- **WHAT IS BEING ASKED**: Which lines hold the word "Recommended"? Copy each one.

- **DATA EXCERPTS**:
-------------------------

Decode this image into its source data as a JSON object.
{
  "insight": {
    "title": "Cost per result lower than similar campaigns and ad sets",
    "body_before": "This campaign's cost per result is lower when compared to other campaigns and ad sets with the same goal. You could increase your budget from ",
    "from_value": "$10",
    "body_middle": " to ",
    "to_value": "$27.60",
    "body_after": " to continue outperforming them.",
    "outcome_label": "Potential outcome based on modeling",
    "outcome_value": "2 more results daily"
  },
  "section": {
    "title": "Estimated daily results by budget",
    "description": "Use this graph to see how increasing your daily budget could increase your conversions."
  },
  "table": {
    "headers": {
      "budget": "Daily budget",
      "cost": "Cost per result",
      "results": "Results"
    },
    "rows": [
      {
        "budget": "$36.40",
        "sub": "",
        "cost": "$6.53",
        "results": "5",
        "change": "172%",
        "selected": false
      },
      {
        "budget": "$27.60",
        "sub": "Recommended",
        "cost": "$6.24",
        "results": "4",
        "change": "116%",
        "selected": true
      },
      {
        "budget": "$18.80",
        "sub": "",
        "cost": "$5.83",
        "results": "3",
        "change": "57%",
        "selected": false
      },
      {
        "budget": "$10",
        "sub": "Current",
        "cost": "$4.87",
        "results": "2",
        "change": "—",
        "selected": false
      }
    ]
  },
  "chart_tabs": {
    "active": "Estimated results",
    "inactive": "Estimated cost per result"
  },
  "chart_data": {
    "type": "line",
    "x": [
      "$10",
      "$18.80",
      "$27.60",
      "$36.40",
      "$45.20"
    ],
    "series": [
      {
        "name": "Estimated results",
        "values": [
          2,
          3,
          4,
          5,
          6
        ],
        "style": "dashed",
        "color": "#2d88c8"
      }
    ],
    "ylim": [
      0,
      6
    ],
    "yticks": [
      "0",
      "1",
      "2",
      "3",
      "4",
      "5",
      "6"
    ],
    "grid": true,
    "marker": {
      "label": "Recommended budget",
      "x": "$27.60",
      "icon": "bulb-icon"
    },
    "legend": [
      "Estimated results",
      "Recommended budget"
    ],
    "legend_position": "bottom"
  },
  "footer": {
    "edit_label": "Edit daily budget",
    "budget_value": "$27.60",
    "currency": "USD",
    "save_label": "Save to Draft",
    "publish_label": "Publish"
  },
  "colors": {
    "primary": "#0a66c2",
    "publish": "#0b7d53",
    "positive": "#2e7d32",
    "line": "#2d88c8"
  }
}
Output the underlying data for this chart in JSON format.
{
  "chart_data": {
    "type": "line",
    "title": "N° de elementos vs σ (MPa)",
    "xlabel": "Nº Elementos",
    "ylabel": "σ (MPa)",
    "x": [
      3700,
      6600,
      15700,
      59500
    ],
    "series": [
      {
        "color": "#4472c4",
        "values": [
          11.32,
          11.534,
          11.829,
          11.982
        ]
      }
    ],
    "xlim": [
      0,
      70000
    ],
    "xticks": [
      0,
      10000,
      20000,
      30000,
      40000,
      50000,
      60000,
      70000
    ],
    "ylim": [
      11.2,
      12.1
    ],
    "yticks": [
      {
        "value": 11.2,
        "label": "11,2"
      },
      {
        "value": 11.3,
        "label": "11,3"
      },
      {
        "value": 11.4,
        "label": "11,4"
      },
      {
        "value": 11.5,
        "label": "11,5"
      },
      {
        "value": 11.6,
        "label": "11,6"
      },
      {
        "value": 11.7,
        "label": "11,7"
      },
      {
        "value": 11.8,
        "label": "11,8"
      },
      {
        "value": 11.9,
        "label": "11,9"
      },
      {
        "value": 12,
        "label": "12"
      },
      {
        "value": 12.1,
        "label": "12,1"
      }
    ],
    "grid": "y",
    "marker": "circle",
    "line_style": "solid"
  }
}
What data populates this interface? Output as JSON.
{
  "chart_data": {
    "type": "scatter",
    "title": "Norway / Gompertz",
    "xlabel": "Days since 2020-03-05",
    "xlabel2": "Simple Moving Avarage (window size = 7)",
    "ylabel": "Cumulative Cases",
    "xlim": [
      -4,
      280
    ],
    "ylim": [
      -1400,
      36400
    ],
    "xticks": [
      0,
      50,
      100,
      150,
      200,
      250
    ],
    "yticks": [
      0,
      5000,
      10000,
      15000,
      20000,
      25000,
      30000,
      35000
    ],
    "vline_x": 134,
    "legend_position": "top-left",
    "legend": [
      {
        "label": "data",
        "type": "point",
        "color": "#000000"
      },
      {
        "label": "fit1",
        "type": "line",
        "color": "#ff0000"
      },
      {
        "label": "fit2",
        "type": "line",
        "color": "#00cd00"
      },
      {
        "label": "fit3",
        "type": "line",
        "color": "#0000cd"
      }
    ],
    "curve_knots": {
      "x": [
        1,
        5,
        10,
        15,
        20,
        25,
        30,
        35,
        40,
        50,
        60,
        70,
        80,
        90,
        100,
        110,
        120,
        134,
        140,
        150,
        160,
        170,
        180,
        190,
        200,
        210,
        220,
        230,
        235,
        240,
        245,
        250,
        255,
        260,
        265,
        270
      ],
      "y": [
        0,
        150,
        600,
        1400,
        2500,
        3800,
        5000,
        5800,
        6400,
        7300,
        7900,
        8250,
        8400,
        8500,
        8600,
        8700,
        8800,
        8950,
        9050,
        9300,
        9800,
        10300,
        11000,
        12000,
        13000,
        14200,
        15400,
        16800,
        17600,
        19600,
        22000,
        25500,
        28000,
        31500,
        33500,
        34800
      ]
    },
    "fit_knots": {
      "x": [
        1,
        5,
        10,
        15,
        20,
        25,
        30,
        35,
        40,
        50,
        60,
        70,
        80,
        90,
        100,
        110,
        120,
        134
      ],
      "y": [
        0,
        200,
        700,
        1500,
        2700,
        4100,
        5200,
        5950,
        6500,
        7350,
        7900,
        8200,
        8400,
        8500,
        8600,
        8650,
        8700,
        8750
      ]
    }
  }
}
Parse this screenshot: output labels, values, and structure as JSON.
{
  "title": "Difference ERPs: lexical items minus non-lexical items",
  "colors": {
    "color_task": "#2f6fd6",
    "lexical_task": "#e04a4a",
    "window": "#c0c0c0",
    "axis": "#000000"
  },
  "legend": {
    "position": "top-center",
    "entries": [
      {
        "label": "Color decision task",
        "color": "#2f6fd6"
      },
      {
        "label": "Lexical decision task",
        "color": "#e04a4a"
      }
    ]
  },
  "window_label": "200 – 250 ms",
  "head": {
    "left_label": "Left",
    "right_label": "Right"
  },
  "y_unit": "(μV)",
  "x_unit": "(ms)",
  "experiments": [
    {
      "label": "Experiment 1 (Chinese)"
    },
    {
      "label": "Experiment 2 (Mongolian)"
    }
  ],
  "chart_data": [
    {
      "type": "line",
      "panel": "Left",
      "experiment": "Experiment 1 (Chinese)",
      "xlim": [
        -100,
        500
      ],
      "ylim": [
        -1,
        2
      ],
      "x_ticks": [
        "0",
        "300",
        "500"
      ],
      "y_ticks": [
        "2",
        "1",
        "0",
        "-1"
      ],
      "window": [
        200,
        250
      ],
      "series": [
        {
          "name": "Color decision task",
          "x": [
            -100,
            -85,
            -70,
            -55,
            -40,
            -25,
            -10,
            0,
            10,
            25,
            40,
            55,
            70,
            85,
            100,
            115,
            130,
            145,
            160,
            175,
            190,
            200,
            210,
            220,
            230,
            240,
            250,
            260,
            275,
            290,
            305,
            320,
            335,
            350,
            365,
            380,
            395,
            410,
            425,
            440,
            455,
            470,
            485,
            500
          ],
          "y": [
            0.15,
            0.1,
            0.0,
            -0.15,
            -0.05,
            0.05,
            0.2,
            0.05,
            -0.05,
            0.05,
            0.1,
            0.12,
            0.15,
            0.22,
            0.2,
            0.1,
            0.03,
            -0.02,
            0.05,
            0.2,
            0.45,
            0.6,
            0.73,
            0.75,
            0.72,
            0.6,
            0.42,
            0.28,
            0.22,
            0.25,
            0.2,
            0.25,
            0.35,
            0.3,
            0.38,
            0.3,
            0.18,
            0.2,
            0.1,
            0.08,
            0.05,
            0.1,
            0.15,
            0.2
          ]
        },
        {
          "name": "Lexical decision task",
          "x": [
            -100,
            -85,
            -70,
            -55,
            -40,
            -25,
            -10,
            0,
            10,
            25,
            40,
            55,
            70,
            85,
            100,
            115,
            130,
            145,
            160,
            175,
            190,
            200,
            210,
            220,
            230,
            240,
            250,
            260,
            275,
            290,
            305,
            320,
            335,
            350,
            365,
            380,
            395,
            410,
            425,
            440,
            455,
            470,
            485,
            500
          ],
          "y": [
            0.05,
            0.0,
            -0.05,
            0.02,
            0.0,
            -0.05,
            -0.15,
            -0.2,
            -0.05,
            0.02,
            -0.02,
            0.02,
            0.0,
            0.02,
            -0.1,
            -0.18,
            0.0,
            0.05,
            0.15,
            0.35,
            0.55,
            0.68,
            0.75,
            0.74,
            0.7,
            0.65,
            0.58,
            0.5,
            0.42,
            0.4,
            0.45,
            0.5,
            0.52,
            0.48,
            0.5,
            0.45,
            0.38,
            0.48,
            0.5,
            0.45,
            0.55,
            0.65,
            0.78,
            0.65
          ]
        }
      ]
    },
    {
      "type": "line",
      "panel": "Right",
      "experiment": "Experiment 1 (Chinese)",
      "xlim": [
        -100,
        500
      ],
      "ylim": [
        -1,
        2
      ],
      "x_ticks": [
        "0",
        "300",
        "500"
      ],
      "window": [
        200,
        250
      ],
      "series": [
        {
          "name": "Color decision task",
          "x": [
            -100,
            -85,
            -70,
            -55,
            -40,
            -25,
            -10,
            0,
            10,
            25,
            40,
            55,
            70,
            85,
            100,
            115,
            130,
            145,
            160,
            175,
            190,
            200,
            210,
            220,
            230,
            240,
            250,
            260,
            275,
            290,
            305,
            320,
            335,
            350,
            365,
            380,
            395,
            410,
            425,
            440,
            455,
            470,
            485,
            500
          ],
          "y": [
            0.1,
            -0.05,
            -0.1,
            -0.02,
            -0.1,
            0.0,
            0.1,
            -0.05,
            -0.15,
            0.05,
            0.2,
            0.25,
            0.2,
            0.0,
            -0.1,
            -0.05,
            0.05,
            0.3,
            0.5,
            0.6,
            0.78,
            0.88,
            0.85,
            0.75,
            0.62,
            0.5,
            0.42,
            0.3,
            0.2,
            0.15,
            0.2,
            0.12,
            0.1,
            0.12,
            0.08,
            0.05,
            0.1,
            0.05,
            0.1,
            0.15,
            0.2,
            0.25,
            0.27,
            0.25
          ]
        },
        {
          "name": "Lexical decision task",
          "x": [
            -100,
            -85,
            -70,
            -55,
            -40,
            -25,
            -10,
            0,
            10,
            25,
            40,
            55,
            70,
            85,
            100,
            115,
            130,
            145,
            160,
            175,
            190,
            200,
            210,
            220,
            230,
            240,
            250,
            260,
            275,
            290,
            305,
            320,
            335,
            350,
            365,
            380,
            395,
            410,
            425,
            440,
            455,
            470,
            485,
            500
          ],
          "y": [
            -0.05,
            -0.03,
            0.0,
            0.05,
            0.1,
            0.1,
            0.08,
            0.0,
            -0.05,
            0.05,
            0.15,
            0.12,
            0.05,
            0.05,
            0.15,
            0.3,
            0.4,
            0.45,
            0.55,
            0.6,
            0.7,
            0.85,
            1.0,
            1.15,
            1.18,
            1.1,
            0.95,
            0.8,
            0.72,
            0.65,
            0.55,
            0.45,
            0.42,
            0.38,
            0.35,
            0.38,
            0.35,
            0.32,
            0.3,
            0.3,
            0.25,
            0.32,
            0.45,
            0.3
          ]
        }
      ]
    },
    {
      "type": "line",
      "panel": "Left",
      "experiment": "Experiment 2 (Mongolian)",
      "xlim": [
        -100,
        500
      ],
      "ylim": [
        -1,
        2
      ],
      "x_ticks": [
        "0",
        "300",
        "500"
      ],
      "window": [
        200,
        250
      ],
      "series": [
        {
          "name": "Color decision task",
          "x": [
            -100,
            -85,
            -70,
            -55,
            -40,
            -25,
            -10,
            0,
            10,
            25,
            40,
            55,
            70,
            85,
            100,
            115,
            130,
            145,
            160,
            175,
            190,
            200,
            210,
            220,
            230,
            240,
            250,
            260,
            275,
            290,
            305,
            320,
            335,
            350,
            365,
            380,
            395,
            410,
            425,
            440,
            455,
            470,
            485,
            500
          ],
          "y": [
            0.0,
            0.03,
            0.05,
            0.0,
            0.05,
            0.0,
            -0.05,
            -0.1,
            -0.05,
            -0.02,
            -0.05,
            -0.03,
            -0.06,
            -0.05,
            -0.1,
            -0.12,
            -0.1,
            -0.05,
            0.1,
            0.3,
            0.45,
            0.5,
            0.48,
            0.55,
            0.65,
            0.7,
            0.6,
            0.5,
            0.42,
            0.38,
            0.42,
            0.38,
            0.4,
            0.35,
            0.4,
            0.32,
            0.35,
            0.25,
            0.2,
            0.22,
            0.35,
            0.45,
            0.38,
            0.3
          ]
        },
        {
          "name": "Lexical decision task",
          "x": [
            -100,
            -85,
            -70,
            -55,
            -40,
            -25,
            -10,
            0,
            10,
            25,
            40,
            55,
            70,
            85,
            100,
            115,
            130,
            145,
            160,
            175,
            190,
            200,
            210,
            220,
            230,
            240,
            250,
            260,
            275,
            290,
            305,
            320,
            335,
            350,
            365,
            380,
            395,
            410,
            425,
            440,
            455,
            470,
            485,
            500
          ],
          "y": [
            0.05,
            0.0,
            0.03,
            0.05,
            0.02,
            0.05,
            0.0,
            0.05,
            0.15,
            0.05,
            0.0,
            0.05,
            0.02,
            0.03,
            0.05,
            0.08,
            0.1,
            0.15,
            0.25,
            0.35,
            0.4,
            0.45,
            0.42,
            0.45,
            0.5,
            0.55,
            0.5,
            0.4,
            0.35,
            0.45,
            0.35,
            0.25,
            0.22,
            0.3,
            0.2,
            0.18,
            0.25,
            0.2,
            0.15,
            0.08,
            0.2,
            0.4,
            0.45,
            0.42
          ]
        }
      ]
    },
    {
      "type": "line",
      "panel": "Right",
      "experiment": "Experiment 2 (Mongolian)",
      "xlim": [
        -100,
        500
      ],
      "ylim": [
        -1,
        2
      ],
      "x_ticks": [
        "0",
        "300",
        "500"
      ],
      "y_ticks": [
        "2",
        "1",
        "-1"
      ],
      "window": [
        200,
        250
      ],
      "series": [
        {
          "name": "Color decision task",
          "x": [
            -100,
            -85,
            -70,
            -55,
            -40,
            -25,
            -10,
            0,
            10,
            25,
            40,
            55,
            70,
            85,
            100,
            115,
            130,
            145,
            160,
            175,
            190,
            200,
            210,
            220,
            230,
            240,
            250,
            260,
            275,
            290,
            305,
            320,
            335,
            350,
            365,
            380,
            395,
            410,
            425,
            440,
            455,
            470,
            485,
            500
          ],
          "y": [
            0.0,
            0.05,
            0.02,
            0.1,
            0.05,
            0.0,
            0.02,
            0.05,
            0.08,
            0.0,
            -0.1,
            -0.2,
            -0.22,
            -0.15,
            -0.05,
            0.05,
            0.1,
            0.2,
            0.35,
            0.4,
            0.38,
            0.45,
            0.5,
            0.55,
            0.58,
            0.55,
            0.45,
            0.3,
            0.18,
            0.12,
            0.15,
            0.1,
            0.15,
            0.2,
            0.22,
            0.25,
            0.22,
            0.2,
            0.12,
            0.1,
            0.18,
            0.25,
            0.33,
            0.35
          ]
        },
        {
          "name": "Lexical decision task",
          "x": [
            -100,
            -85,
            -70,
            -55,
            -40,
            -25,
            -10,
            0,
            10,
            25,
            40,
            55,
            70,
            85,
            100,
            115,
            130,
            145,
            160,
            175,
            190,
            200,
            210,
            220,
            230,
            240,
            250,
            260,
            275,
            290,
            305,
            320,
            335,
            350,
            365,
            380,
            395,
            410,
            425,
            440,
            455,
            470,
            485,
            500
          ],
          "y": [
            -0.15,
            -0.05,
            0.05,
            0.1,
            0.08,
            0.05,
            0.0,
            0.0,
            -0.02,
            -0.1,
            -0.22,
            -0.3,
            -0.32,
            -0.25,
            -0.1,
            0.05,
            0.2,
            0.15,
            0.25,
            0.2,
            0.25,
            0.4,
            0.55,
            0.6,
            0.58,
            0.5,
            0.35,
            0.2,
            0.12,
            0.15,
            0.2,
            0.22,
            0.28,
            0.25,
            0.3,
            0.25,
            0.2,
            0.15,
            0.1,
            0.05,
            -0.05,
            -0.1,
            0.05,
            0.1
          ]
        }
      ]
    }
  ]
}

-------------------------

- **RESULT OF THE EXERCISE**:
        "sub": "Recommended",
      "label": "Recommended budget",
      "Recommended budget"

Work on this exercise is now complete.